* begin DATA FOR THIS TASK *
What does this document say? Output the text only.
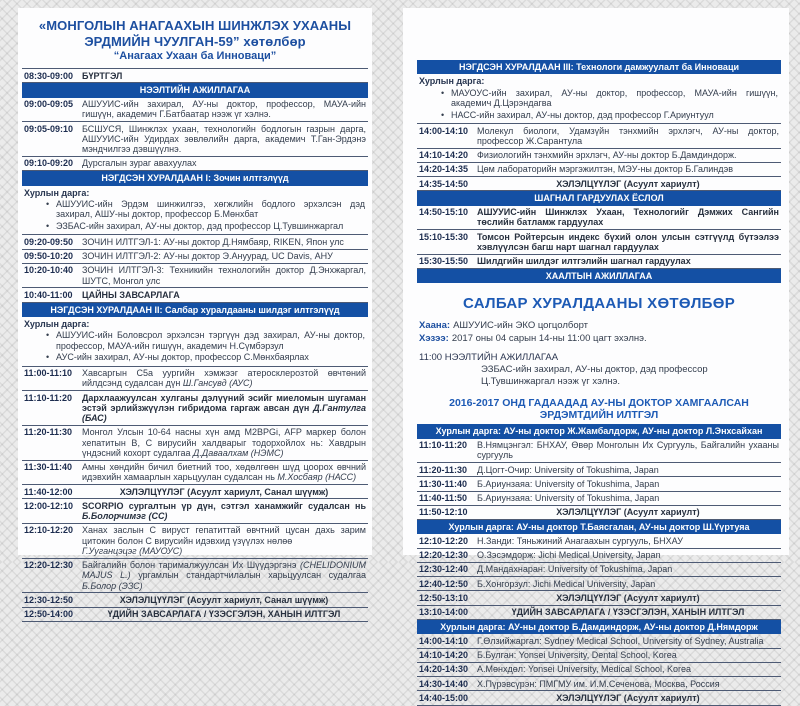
«МОНГОЛЫН АНАГААХЫН ШИНЖЛЭХ УХААНЫ
ЭРДМИЙН ЧУУЛГАН-59” хөтөлбөр
“Анагаах Ухаан ба Инноваци”
08:30-09:00 БҮРТГЭЛ
НЭЭЛТИЙН АЖИЛЛАГАА
09:00-09:05 АШУУИС-ийн захирал, АУ-ны доктор, профессор, МАУА-ийн гишүүн, академич Г.Батбаатар нээж үг хэлнэ.
09:05-09:10 БСШУСЯ, Шинжлэх ухаан, технологийн бодлогын газрын дарга, АШУУИС-ийн Удирдах зөвлөлийн дарга, академич Т.Ган-Эрдэнэ мэндчилгээ дэвшүүлнэ.
09:10-09:20 Дурсгалын зураг авахуулах
НЭГДСЭН ХУРАЛДААН I: Зочин илтгэлүүд
Хурлын дарга:
• АШУУИС-ийн Эрдэм шинжилгээ, хөгжлийн бодлого эрхэлсэн дэд захирал, АШУ-ны доктор, профессор Б.Мөнхбат
• ЭЗБАС-ийн захирал, АУ-ны доктор, дэд профессор Ц.Тувшинжаргал
09:20-09:50 ЗОЧИН ИЛТГЭЛ-1: АУ-ны доктор Д.Нямбаяр, RIKEN, Япон улс
09:50-10:20 ЗОЧИН ИЛТГЭЛ-2: АУ-ны доктор Э.Ануурад, UC Davis, АНУ
10:20-10:40 ЗОЧИН ИЛТГЭЛ-3: Техникийн технологийн доктор Д.Энхжаргал, ШУТС, Монгол улс
10:40-11:00	ЦАЙНЫ ЗАВСАРЛАГА
НЭГДСЭН ХУРАЛДААН II: Салбар хуралдааны шилдэг илтгэлүүд
Хурлын дарга:
• АШУУИС-ийн Боловсрол эрхэлсэн тэргүүн дэд захирал, АУ-ны доктор, профессор, МАУА-ийн гишүүн, академич Н.Сүмбэрзул
• АУС-ийн захирал, АУ-ны доктор, профессор С.Мөнхбаярлах
11:00-11:10	Хавсаргын C5a уургийн хэмжээг атеросклерозтой өвчтөний ийлдсэнд судалсан дүн Ш.Гансувд (АУС)
11:10-11:20	Дархлаажуулсан хулганы дэлүүний эсийг миеломын шугаман эстэй эрлийзжүүлэн гибридома гаргаж авсан дүн Д.Гантулга (БАС)
11:20-11:30	Монгол Улсын 10-64 насны хүн амд M2BPGi, AFP маркер болон хепатитын В, С вирусийн халдварыг тодорхойлох нь: Хавдрын үндэсний кохорт судалгаа Д.Даваалхам (НЭМС)
11:30-11:40	Амны хөндийн бичил биетний тоо, хөдөлгөөн шүд цоорох өвчний идэвхийн хамаарлын харьцуулан судалсан нь М.Хосбаяр (НАСС)
11:40-12:00	ХЭЛЭЛЦҮҮЛЭГ (Асуулт хариулт, Санал шүүмж)
12:00-12:10 SCORPIO сургалтын үр дүн, сэтгэл ханамжийг судалсан нь Б.Болорчимэг (СС)
12:10-12:20 Ханах заслын С вируст гепатиттай өвчтний цусан дахь зарим цитокин болон С вирусийн идэвхид үзүүлэх нөлөө
Г.Ууганцэцэг (МАУОУС)
12:20-12:30 Байгалийн болон тарималжуулсан Их Шүүдэргэнэ (CHELIDONIUM MAJUS L.) ургамлын стандартчилалын харьцуулсан судалгаа Б.Болор (ЭЗС)
12:30-12:50	ХЭЛЭЛЦҮҮЛЭГ (Асуулт хариулт, Санал шүүмж)
12:50-14:00	ҮДИЙН ЗАВСАРЛАГА / ҮЗЭСГЭЛЭН, ХАНЫН ИЛТГЭЛ
НЭГДСЭН ХУРАЛДААН III: Технологи дамжуулалт ба Инноваци
Хурлын дарга:
• МАУОУС-ийн захирал, АУ-ны доктор, профессор, МАУА-ийн гишүүн, академич Д.Цэрэндагва
• НАСС-ийн захирал, АУ-ны доктор, дэд профессор Г.Ариунтуул
14:00-14:10 Молекул биологи, Удамзүйн тэнхмийн эрхлэгч, АУ-ны доктор, профессор Ж.Сарантула
14:10-14:20 Физиологийн тэнхмийн эрхлэгч, АУ-ны доктор Б.Дамдиндорж.
14:20-14:35 Цөм лабораторийн мэргэжилтэн, МЭУ-ны доктор Б.Галиндэв
14:35-14:50	ХЭЛЭЛЦҮҮЛЭГ (Асуулт хариулт)
ШАГНАЛ ГАРДУУЛАХ ЁСЛОЛ
14:50-15:10 АШУУИС-ийн Шинжлэх Ухаан, Технологийг Дэмжих Сангийн төслийн батламж гардуулах
15:10-15:30 Томсон Ройтерсын индекс бүхий олон улсын сэтгүүлд бүтээлээ хэвлүүлсэн багш нарт шагнал гардуулах
15:30-15:50 Шилдгийн шилдэг илтгэлийн шагнал гардуулах
ХААЛТЫН АЖИЛЛАГАА
САЛБАР ХУРАЛДААНЫ ХӨТӨЛБӨР
Хаана: АШУУИС-ийн ЭКО цогцолборт
Хэзээ: 2017 оны 04 сарын 14-ны 11:00 цагт эхэлнэ.
11:00 НЭЭЛТИЙН АЖИЛЛАГАА
ЭЗБАС-ийн захирал, АУ-ны доктор, дэд профессор Ц.Тувшинжаргал нээж үг хэлнэ.
2016-2017 ОНД ГАДААДАД АУ-НЫ ДОКТОР ХАМГААЛСАН ЭРДЭМТДИЙН ИЛТГЭЛ
Хурлын дарга: АУ-ны доктор Ж.Жамбалдорж, АУ-ны доктор Л.Энхсайхан
11:10-11:20	В.Нямцэнгэл: БНХАУ, Өвөр Монголын Их Сургууль, Байгалийн ухааны сургууль
11:20-11:30	Д.Цогт-Очир: University of Tokushima, Japan
11:30-11:40	Б.Ариунзаяа: University of Tokushima, Japan
11:40-11:50	Б.Ариунзаяа: University of Tokushima, Japan
11:50-12:10	ХЭЛЭЛЦҮҮЛЭГ (Асуулт хариулт)
Хурлын дарга: АУ-ны доктор Т.Баясгалан, АУ-ны доктор Ш.Үүртуяа
12:10-12:20 Н.Занди: Тяньжиний Анагаахын сургууль, БНХАУ
12:20-12:30 О.Зэсэмдорж: Jichi Medical University, Japan
12:30-12:40 Д.Мандахнаран: University of Tokushima, Japan
12:40-12:50 Б.Хонгорзул: Jichi Medical University, Japan
12:50-13:10	ХЭЛЭЛЦҮҮЛЭГ (Асуулт хариулт)
13:10-14:00	ҮДИЙН ЗАВСАРЛАГА / ҮЗЭСГЭЛЭН, ХАНЫН ИЛТГЭЛ
Хурлын дарга: АУ-ны доктор Б.Дамдиндорж, АУ-ны доктор Д.Нямдорж
14:00-14:10 Г.Өлзийжаргал: Sydney Medical School, University of Sydney, Australia
14:10-14:20 Б.Булган: Yonsei University, Dental School, Korea
14:20-14:30 А.Мөнхдөл: Yonsei University, Medical School, Korea
14:30-14:40 Х.Пүрэвсүрэн: ПМГМУ им. И.М.Сеченова, Москва, Россия
14:40-15:00	ХЭЛЭЛЦҮҮЛЭГ (Асуулт хариулт)
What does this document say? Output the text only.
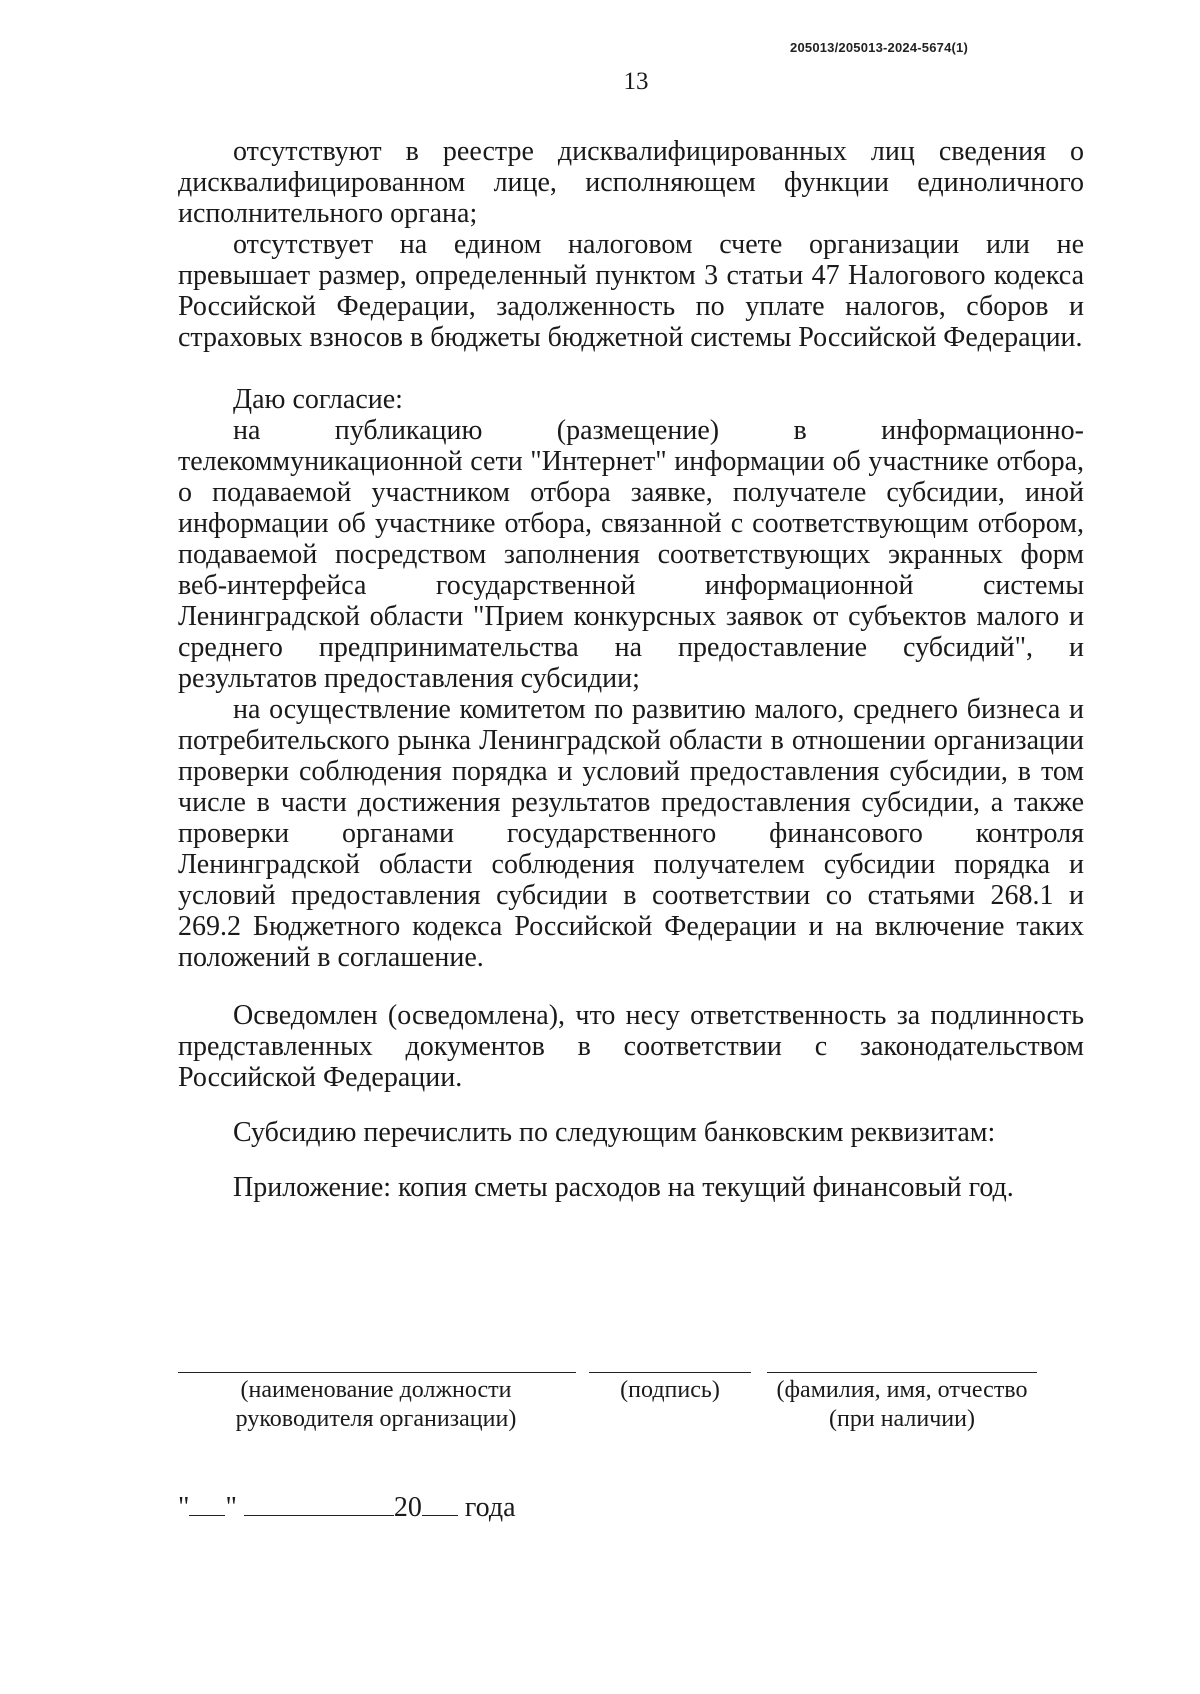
205013/205013-2024-5674(1)
13

отсутствуют в реестре дисквалифицированных лиц сведения о дисквалифицированном лице, исполняющем функции единоличного исполнительного органа;

отсутствует на едином налоговом счете организации или не превышает размер, определенный пунктом 3 статьи 47 Налогового кодекса Российской Федерации, задолженность по уплате налогов, сборов и страховых взносов в бюджеты бюджетной системы Российской Федерации.

Даю согласие:

на публикацию (размещение) в информационно-телекоммуникационной сети "Интернет" информации об участнике отбора, о подаваемой участником отбора заявке, получателе субсидии, иной информации об участнике отбора, связанной с соответствующим отбором, подаваемой посредством заполнения соответствующих экранных форм веб-интерфейса государственной информационной системы Ленинградской области "Прием конкурсных заявок от субъектов малого и среднего предпринимательства на предоставление субсидий", и результатов предоставления субсидии;

на осуществление комитетом по развитию малого, среднего бизнеса и потребительского рынка Ленинградской области в отношении организации проверки соблюдения порядка и условий предоставления субсидии, в том числе в части достижения результатов предоставления субсидии, а также проверки органами государственного финансового контроля Ленинградской области соблюдения получателем субсидии порядка и условий предоставления субсидии в соответствии со статьями 268.1 и 269.2 Бюджетного кодекса Российской Федерации и на включение таких положений в соглашение.

Осведомлен (осведомлена), что несу ответственность за подлинность представленных документов в соответствии с законодательством Российской Федерации.

Субсидию перечислить по следующим банковским реквизитам:

Приложение: копия сметы расходов на текущий финансовый год.

(наименование должности руководителя организации)
(подпись)	(фамилия, имя, отчество (при наличии)
" "	20 года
* end DATA FOR THIS TASK *
◆ **REQUIREMENT**
Working from the listing above, pick out every line that has "дарга" and copy it.

◆ **TASK RESPONSE**
09:05-09:10 БСШУСЯ, Шинжлэх ухаан, технологийн бодлогын газрын дарга, АШУУИС-ийн Удирдах зөвлөлийн дарга, академич Т.Ган-Эрдэнэ мэндчилгээ дэвшүүлнэ.
Хурлын дарга:
Хурлын дарга:
Хурлын дарга:
Хурлын дарга: АУ-ны доктор Ж.Жамбалдорж, АУ-ны доктор Л.Энхсайхан
Хурлын дарга: АУ-ны доктор Т.Баясгалан, АУ-ны доктор Ш.Үүртуяа
Хурлын дарга: АУ-ны доктор Б.Дамдиндорж, АУ-ны доктор Д.Нямдорж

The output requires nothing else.